26 May

Concept to completion: It’s a long and winding road

Survivors of disaster will often express these priorities: Water, food, clothes, shelter. Where we live is right up there in our needs, and getting from where you are now, to a peaceful snooze at the new ranch, can be a long and stressful, as well as exciting journey.

At Leaderbuild we will be thrilled to start collaborating with you at any point, and from our perspective the earlier the better.

Let’s assume you have decided on an individual design ‘bespoke’ builder rather than a production line, volume builder. Good, you have proven you’re not a sheep.

Finding the land

  • How’s the orientation, in particular the essential north aspect, privacy etc
  • What services are available? Water, Gas, Power, sewage
  • If there is no sewer is the land suitable for a septic system (See Insight: Sewage and LCA)
  • Is the property at bushfire risk? (See Insight: Bushfire Planning and BAL
  • Are there any difficult planning constraints? Have a chat to the local town planners.

Phew: You have had 3 picnics at ‘the block’ with the in-laws and it’s time to think design


  • Assemble a few photos or clippings of buildings or spaces that you like – think themes, but don’t get overwhelmed.
  • Before trying to come up with a layout, think about what spaces you would like. What spaces do you need? Half a dozen bathrooms and a maid’s quarters or something compact? And how do they relate to each other?
  • Remember the liveable/sustainable design basics (See Insights: Design basics)  
  • Most people at this point come up with a sketch on the back of one of the kids’ artworks. Here is a hint. Buy a scale rule and some A3 paper. Make your sketch to scale say 1:50. Buy some tracing paper or baking paper to play with overlays.

Recorded information:
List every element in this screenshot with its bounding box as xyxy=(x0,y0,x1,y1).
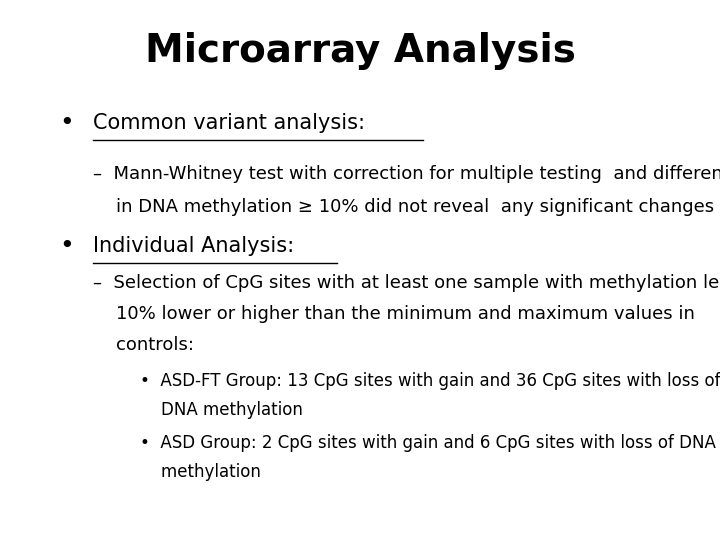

Required actions:
1) Which services does the house-building text name under "What services are available?"
2) Resume the text on building a new home, starting after its last sentence about tracing paper or baking paper.
The data that comes after the house-building text is separate material.

Exercise answers:
1)
- Water
- Gas
- Power
- Sewage

2)
  • Before you engage a designer, be it architect or draftsman or dear old dad, get together with Leaderbuild and at no cost put together the roughest of rough budgets. A simple yardstick? Try about $3,000 per square meter (See Insight: What will all this cost?). Remember that the rough cost is just the house, and doesn’t include design, permits, roads, gardens, outbuildings etc
  • If you want to use an architect for a unique design and high-level detailing, be prepared to spend quite a bit. $30,000? Have a chat with us first, as architectural projects can be very expensive to build and sometimes can reflect the architects’ fantasies rather than yours. We can talk with you about the build-ability of any design.  
  • If you feel confident or don’t want to feature on home beautiful, then a draftsman can produce great results for half that amount or less.
  • Have a think about the other elements of your total property plan. Bushfire safety, food growing, sheds and other outbuildings, water tanks

At last, there is a draft set of drawings you can show the relatives. Tell them: what I want to hear is “Its fabulous.” Not “where is the linen press?”


This process is detailed in the insight: Costs

In summary,

  • Rough (back of the envelope) costing
  • Detailed estimate (based on completed design drawings and specification)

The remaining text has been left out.